### Supplied information:
________________
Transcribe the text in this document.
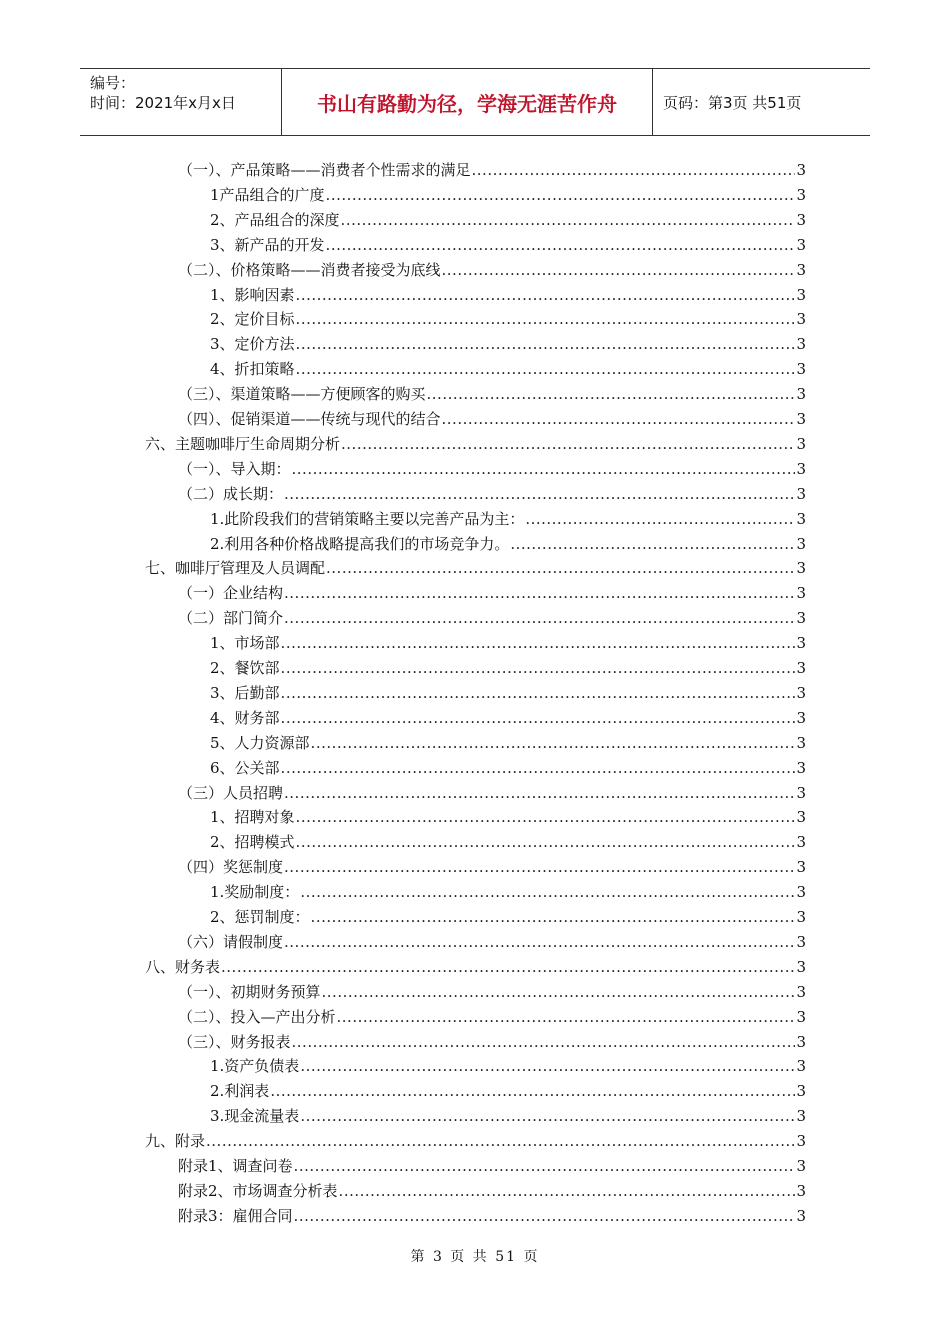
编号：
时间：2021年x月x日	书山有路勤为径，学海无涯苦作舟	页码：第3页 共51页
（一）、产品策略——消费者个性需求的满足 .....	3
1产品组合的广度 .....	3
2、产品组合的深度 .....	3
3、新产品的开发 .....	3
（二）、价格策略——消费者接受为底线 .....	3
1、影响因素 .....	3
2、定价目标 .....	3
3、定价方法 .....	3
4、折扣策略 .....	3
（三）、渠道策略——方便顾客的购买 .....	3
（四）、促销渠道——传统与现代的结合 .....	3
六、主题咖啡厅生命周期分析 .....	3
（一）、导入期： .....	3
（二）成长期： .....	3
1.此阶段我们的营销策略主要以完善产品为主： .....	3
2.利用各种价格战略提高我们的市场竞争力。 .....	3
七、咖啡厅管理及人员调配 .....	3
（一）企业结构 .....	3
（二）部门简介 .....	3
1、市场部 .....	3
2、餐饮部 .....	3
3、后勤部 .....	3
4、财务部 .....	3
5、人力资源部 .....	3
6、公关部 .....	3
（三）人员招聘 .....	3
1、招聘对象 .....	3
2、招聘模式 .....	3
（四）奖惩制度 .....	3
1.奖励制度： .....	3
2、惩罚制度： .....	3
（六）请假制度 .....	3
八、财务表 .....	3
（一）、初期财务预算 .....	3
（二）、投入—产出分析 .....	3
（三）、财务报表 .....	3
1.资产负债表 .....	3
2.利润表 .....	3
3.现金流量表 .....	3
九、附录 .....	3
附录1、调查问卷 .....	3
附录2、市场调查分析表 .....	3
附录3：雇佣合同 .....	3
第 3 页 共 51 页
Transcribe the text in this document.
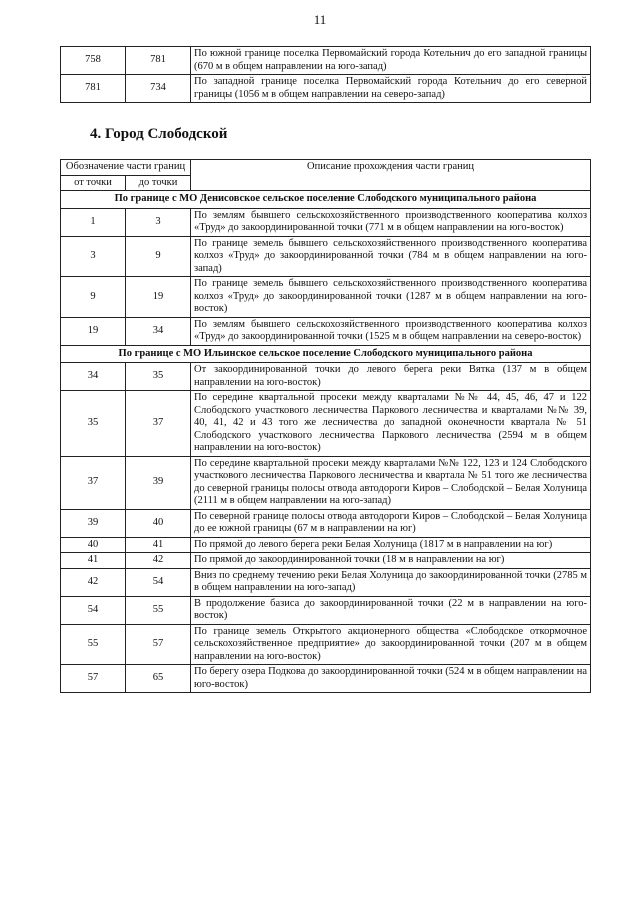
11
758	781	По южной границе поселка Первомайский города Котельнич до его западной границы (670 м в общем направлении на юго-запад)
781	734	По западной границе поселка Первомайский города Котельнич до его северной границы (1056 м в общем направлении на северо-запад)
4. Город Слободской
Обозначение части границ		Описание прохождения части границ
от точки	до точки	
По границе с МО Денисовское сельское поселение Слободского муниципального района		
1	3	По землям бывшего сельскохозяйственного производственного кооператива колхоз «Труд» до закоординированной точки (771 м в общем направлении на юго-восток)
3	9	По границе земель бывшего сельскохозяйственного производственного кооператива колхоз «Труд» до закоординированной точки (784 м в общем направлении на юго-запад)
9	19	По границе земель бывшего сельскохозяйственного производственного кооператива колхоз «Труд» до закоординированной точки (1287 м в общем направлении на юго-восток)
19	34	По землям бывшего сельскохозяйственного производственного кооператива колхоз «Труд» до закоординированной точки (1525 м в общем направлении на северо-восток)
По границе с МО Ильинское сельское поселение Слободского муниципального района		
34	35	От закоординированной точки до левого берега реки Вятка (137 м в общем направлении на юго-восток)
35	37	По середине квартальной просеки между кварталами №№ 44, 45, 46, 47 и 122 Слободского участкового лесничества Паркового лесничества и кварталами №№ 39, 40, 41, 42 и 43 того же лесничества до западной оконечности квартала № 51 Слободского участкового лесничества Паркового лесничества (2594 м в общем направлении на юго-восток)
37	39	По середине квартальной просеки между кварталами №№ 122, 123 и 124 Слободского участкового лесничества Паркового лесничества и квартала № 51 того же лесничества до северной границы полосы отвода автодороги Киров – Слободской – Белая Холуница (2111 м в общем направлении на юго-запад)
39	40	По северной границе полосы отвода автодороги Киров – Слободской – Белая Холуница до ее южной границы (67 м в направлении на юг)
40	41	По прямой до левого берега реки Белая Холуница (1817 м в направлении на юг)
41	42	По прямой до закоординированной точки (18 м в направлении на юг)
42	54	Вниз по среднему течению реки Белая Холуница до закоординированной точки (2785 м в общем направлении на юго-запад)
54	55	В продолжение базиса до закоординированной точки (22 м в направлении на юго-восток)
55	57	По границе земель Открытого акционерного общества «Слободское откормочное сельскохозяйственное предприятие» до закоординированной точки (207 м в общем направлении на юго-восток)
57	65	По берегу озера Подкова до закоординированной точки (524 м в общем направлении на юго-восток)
________________
### Prompt:
Restate the whole of the material word for word without the pictures.

### Answer to this task:
Transcribe the text in this document.
编号：
时间：2021年x月x日	书山有路勤为径，学海无涯苦作舟	页码：第3页 共51页
（一）、产品策略——消费者个性需求的满足 .....	3
1产品组合的广度 .....	3
2、产品组合的深度 .....	3
3、新产品的开发 .....	3
（二）、价格策略——消费者接受为底线 .....	3
1、影响因素 .....	3
2、定价目标 .....	3
3、定价方法 .....	3
4、折扣策略 .....	3
（三）、渠道策略——方便顾客的购买 .....	3
（四）、促销渠道——传统与现代的结合 .....	3
六、主题咖啡厅生命周期分析 .....	3
（一）、导入期： .....	3
（二）成长期： .....	3
1.此阶段我们的营销策略主要以完善产品为主： .....	3
2.利用各种价格战略提高我们的市场竞争力。 .....	3
七、咖啡厅管理及人员调配 .....	3
（一）企业结构 .....	3
（二）部门简介 .....	3
1、市场部 .....	3
2、餐饮部 .....	3
3、后勤部 .....	3
4、财务部 .....	3
5、人力资源部 .....	3
6、公关部 .....	3
（三）人员招聘 .....	3
1、招聘对象 .....	3
2、招聘模式 .....	3
（四）奖惩制度 .....	3
1.奖励制度： .....	3
2、惩罚制度： .....	3
（六）请假制度 .....	3
八、财务表 .....	3
（一）、初期财务预算 .....	3
（二）、投入—产出分析 .....	3
（三）、财务报表 .....	3
1.资产负债表 .....	3
2.利润表 .....	3
3.现金流量表 .....	3
九、附录 .....	3
附录1、调查问卷 .....	3
附录2、市场调查分析表 .....	3
附录3：雇佣合同 .....	3
第 3 页 共 51 页
Transcribe the text in this document.
11
758	781	По южной границе поселка Первомайский города Котельнич до его западной границы (670 м в общем направлении на юго-запад)
781	734	По западной границе поселка Первомайский города Котельнич до его северной границы (1056 м в общем направлении на северо-запад)
4. Город Слободской
Обозначение части границ		Описание прохождения части границ
от точки	до точки	
По границе с МО Денисовское сельское поселение Слободского муниципального района		
1	3	По землям бывшего сельскохозяйственного производственного кооператива колхоз «Труд» до закоординированной точки (771 м в общем направлении на юго-восток)
3	9	По границе земель бывшего сельскохозяйственного производственного кооператива колхоз «Труд» до закоординированной точки (784 м в общем направлении на юго-запад)
9	19	По границе земель бывшего сельскохозяйственного производственного кооператива колхоз «Труд» до закоординированной точки (1287 м в общем направлении на юго-восток)
19	34	По землям бывшего сельскохозяйственного производственного кооператива колхоз «Труд» до закоординированной точки (1525 м в общем направлении на северо-восток)
По границе с МО Ильинское сельское поселение Слободского муниципального района		
34	35	От закоординированной точки до левого берега реки Вятка (137 м в общем направлении на юго-восток)
35	37	По середине квартальной просеки между кварталами №№ 44, 45, 46, 47 и 122 Слободского участкового лесничества Паркового лесничества и кварталами №№ 39, 40, 41, 42 и 43 того же лесничества до западной оконечности квартала № 51 Слободского участкового лесничества Паркового лесничества (2594 м в общем направлении на юго-восток)
37	39	По середине квартальной просеки между кварталами №№ 122, 123 и 124 Слободского участкового лесничества Паркового лесничества и квартала № 51 того же лесничества до северной границы полосы отвода автодороги Киров – Слободской – Белая Холуница (2111 м в общем направлении на юго-запад)
39	40	По северной границе полосы отвода автодороги Киров – Слободской – Белая Холуница до ее южной границы (67 м в направлении на юг)
40	41	По прямой до левого берега реки Белая Холуница (1817 м в направлении на юг)
41	42	По прямой до закоординированной точки (18 м в направлении на юг)
42	54	Вниз по среднему течению реки Белая Холуница до закоординированной точки (2785 м в общем направлении на юго-запад)
54	55	В продолжение базиса до закоординированной точки (22 м в направлении на юго-восток)
55	57	По границе земель Открытого акционерного общества «Слободское откормочное сельскохозяйственное предприятие» до закоординированной точки (207 м в общем направлении на юго-восток)
57	65	По берегу озера Подкова до закоординированной точки (524 м в общем направлении на юго-восток)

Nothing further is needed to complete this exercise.